Copy the lines that follow, keeping every character the same.

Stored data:
------------------------------------

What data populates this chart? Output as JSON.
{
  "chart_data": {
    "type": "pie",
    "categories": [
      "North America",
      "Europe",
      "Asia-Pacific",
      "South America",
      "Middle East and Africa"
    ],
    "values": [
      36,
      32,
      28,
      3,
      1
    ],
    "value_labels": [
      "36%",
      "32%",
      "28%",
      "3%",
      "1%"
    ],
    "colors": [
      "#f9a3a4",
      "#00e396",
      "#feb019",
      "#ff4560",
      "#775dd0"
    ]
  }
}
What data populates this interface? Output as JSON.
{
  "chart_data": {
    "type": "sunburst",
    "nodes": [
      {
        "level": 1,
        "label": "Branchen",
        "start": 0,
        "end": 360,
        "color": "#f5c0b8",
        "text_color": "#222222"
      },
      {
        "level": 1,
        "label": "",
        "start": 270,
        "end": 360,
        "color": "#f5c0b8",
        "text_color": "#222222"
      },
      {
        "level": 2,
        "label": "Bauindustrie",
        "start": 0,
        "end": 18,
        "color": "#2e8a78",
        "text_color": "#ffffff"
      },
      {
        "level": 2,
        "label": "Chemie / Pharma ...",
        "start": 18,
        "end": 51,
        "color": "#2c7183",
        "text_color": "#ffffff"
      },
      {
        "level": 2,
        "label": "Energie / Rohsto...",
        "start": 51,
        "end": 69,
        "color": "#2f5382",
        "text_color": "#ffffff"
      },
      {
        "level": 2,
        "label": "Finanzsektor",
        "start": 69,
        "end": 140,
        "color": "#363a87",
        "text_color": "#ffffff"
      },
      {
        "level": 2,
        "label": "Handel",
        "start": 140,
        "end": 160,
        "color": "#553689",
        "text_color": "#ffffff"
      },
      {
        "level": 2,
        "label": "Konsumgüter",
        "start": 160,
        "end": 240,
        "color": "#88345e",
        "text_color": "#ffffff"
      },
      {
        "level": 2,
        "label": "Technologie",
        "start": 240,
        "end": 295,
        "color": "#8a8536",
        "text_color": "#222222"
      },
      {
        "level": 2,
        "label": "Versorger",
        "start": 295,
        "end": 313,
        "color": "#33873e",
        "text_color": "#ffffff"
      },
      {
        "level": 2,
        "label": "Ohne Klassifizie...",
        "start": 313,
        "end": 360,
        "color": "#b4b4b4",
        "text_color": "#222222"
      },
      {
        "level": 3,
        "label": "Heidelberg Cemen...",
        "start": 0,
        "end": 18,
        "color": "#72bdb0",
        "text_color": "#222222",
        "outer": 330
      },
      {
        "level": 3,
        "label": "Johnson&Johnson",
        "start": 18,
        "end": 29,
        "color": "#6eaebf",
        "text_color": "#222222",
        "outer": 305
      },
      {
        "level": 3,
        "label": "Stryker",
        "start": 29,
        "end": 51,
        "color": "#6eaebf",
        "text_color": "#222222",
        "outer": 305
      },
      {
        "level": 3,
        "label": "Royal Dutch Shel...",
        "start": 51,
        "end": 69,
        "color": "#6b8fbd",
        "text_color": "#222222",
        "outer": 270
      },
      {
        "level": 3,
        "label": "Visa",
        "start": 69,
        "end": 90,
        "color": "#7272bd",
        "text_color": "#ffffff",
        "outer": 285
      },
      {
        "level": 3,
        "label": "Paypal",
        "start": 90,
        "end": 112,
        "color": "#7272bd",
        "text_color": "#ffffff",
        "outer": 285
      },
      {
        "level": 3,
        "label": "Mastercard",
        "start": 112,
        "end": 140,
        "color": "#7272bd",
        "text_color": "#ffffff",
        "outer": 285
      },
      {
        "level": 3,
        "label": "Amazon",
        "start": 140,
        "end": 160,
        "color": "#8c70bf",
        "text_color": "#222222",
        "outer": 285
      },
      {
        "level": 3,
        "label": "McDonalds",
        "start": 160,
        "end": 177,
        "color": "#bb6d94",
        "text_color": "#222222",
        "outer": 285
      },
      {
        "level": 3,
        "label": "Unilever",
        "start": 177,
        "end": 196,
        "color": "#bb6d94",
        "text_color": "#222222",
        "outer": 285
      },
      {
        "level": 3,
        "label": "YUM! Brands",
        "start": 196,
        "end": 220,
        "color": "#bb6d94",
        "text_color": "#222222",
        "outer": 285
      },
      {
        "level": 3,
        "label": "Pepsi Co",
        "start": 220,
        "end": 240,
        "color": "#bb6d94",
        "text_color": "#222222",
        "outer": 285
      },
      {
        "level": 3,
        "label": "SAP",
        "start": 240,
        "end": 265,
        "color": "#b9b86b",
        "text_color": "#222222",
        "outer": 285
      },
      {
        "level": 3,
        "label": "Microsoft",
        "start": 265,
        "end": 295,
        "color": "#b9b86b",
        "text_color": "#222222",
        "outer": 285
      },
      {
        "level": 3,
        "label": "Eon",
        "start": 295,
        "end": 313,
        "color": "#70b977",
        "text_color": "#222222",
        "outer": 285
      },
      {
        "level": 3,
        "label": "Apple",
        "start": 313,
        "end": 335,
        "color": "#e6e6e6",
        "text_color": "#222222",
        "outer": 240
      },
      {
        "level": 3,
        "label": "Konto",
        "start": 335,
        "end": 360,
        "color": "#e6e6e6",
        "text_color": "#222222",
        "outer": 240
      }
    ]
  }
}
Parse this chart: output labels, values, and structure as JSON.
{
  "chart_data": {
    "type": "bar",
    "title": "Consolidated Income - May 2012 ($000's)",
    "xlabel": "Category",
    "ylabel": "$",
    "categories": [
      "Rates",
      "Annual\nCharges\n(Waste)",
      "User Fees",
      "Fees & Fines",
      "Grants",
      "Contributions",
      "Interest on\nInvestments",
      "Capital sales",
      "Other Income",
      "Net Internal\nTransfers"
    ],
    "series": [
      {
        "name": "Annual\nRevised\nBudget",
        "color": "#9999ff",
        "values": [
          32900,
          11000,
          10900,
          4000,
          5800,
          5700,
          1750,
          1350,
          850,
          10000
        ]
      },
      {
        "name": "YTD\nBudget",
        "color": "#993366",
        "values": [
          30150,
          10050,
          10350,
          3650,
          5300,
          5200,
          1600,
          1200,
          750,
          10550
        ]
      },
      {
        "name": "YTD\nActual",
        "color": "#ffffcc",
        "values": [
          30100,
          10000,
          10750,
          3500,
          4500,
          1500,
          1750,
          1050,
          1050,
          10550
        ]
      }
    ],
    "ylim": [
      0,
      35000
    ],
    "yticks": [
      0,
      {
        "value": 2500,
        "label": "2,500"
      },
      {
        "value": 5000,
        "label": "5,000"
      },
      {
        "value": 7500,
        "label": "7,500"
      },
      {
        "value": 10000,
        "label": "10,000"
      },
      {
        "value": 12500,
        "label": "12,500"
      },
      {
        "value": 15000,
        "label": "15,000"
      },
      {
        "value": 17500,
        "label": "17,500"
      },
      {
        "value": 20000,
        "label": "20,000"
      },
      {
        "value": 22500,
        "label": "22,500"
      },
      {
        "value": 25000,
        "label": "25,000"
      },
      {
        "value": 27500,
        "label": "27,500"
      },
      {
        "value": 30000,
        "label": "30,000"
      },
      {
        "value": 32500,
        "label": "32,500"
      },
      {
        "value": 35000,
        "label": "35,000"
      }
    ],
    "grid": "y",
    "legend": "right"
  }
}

------------------------------------

Written response
What data populates this chart? Output as JSON.
{
  "chart_data": {
    "type": "pie",
    "categories": [
      "North America",
      "Europe",
      "Asia-Pacific",
      "South America",
      "Middle East and Africa"
    ],
    "values": [
      36,
      32,
      28,
      3,
      1
    ],
    "value_labels": [
      "36%",
      "32%",
      "28%",
      "3%",
      "1%"
    ],
    "colors": [
      "#f9a3a4",
      "#00e396",
      "#feb019",
      "#ff4560",
      "#775dd0"
    ]
  }
}
What data populates this interface? Output as JSON.
{
  "chart_data": {
    "type": "sunburst",
    "nodes": [
      {
        "level": 1,
        "label": "Branchen",
        "start": 0,
        "end": 360,
        "color": "#f5c0b8",
        "text_color": "#222222"
      },
      {
        "level": 1,
        "label": "",
        "start": 270,
        "end": 360,
        "color": "#f5c0b8",
        "text_color": "#222222"
      },
      {
        "level": 2,
        "label": "Bauindustrie",
        "start": 0,
        "end": 18,
        "color": "#2e8a78",
        "text_color": "#ffffff"
      },
      {
        "level": 2,
        "label": "Chemie / Pharma ...",
        "start": 18,
        "end": 51,
        "color": "#2c7183",
        "text_color": "#ffffff"
      },
      {
        "level": 2,
        "label": "Energie / Rohsto...",
        "start": 51,
        "end": 69,
        "color": "#2f5382",
        "text_color": "#ffffff"
      },
      {
        "level": 2,
        "label": "Finanzsektor",
        "start": 69,
        "end": 140,
        "color": "#363a87",
        "text_color": "#ffffff"
      },
      {
        "level": 2,
        "label": "Handel",
        "start": 140,
        "end": 160,
        "color": "#553689",
        "text_color": "#ffffff"
      },
      {
        "level": 2,
        "label": "Konsumgüter",
        "start": 160,
        "end": 240,
        "color": "#88345e",
        "text_color": "#ffffff"
      },
      {
        "level": 2,
        "label": "Technologie",
        "start": 240,
        "end": 295,
        "color": "#8a8536",
        "text_color": "#222222"
      },
      {
        "level": 2,
        "label": "Versorger",
        "start": 295,
        "end": 313,
        "color": "#33873e",
        "text_color": "#ffffff"
      },
      {
        "level": 2,
        "label": "Ohne Klassifizie...",
        "start": 313,
        "end": 360,
        "color": "#b4b4b4",
        "text_color": "#222222"
      },
      {
        "level": 3,
        "label": "Heidelberg Cemen...",
        "start": 0,
        "end": 18,
        "color": "#72bdb0",
        "text_color": "#222222",
        "outer": 330
      },
      {
        "level": 3,
        "label": "Johnson&Johnson",
        "start": 18,
        "end": 29,
        "color": "#6eaebf",
        "text_color": "#222222",
        "outer": 305
      },
      {
        "level": 3,
        "label": "Stryker",
        "start": 29,
        "end": 51,
        "color": "#6eaebf",
        "text_color": "#222222",
        "outer": 305
      },
      {
        "level": 3,
        "label": "Royal Dutch Shel...",
        "start": 51,
        "end": 69,
        "color": "#6b8fbd",
        "text_color": "#222222",
        "outer": 270
      },
      {
        "level": 3,
        "label": "Visa",
        "start": 69,
        "end": 90,
        "color": "#7272bd",
        "text_color": "#ffffff",
        "outer": 285
      },
      {
        "level": 3,
        "label": "Paypal",
        "start": 90,
        "end": 112,
        "color": "#7272bd",
        "text_color": "#ffffff",
        "outer": 285
      },
      {
        "level": 3,
        "label": "Mastercard",
        "start": 112,
        "end": 140,
        "color": "#7272bd",
        "text_color": "#ffffff",
        "outer": 285
      },
      {
        "level": 3,
        "label": "Amazon",
        "start": 140,
        "end": 160,
        "color": "#8c70bf",
        "text_color": "#222222",
        "outer": 285
      },
      {
        "level": 3,
        "label": "McDonalds",
        "start": 160,
        "end": 177,
        "color": "#bb6d94",
        "text_color": "#222222",
        "outer": 285
      },
      {
        "level": 3,
        "label": "Unilever",
        "start": 177,
        "end": 196,
        "color": "#bb6d94",
        "text_color": "#222222",
        "outer": 285
      },
      {
        "level": 3,
        "label": "YUM! Brands",
        "start": 196,
        "end": 220,
        "color": "#bb6d94",
        "text_color": "#222222",
        "outer": 285
      },
      {
        "level": 3,
        "label": "Pepsi Co",
        "start": 220,
        "end": 240,
        "color": "#bb6d94",
        "text_color": "#222222",
        "outer": 285
      },
      {
        "level": 3,
        "label": "SAP",
        "start": 240,
        "end": 265,
        "color": "#b9b86b",
        "text_color": "#222222",
        "outer": 285
      },
      {
        "level": 3,
        "label": "Microsoft",
        "start": 265,
        "end": 295,
        "color": "#b9b86b",
        "text_color": "#222222",
        "outer": 285
      },
      {
        "level": 3,
        "label": "Eon",
        "start": 295,
        "end": 313,
        "color": "#70b977",
        "text_color": "#222222",
        "outer": 285
      },
      {
        "level": 3,
        "label": "Apple",
        "start": 313,
        "end": 335,
        "color": "#e6e6e6",
        "text_color": "#222222",
        "outer": 240
      },
      {
        "level": 3,
        "label": "Konto",
        "start": 335,
        "end": 360,
        "color": "#e6e6e6",
        "text_color": "#222222",
        "outer": 240
      }
    ]
  }
}
Parse this chart: output labels, values, and structure as JSON.
{
  "chart_data": {
    "type": "bar",
    "title": "Consolidated Income - May 2012 ($000's)",
    "xlabel": "Category",
    "ylabel": "$",
    "categories": [
      "Rates",
      "Annual\nCharges\n(Waste)",
      "User Fees",
      "Fees & Fines",
      "Grants",
      "Contributions",
      "Interest on\nInvestments",
      "Capital sales",
      "Other Income",
      "Net Internal\nTransfers"
    ],
    "series": [
      {
        "name": "Annual\nRevised\nBudget",
        "color": "#9999ff",
        "values": [
          32900,
          11000,
          10900,
          4000,
          5800,
          5700,
          1750,
          1350,
          850,
          10000
        ]
      },
      {
        "name": "YTD\nBudget",
        "color": "#993366",
        "values": [
          30150,
          10050,
          10350,
          3650,
          5300,
          5200,
          1600,
          1200,
          750,
          10550
        ]
      },
      {
        "name": "YTD\nActual",
        "color": "#ffffcc",
        "values": [
          30100,
          10000,
          10750,
          3500,
          4500,
          1500,
          1750,
          1050,
          1050,
          10550
        ]
      }
    ],
    "ylim": [
      0,
      35000
    ],
    "yticks": [
      0,
      {
        "value": 2500,
        "label": "2,500"
      },
      {
        "value": 5000,
        "label": "5,000"
      },
      {
        "value": 7500,
        "label": "7,500"
      },
      {
        "value": 10000,
        "label": "10,000"
      },
      {
        "value": 12500,
        "label": "12,500"
      },
      {
        "value": 15000,
        "label": "15,000"
      },
      {
        "value": 17500,
        "label": "17,500"
      },
      {
        "value": 20000,
        "label": "20,000"
      },
      {
        "value": 22500,
        "label": "22,500"
      },
      {
        "value": 25000,
        "label": "25,000"
      },
      {
        "value": 27500,
        "label": "27,500"
      },
      {
        "value": 30000,
        "label": "30,000"
      },
      {
        "value": 32500,
        "label": "32,500"
      },
      {
        "value": 35000,
        "label": "35,000"
      }
    ],
    "grid": "y",
    "legend": "right"
  }
}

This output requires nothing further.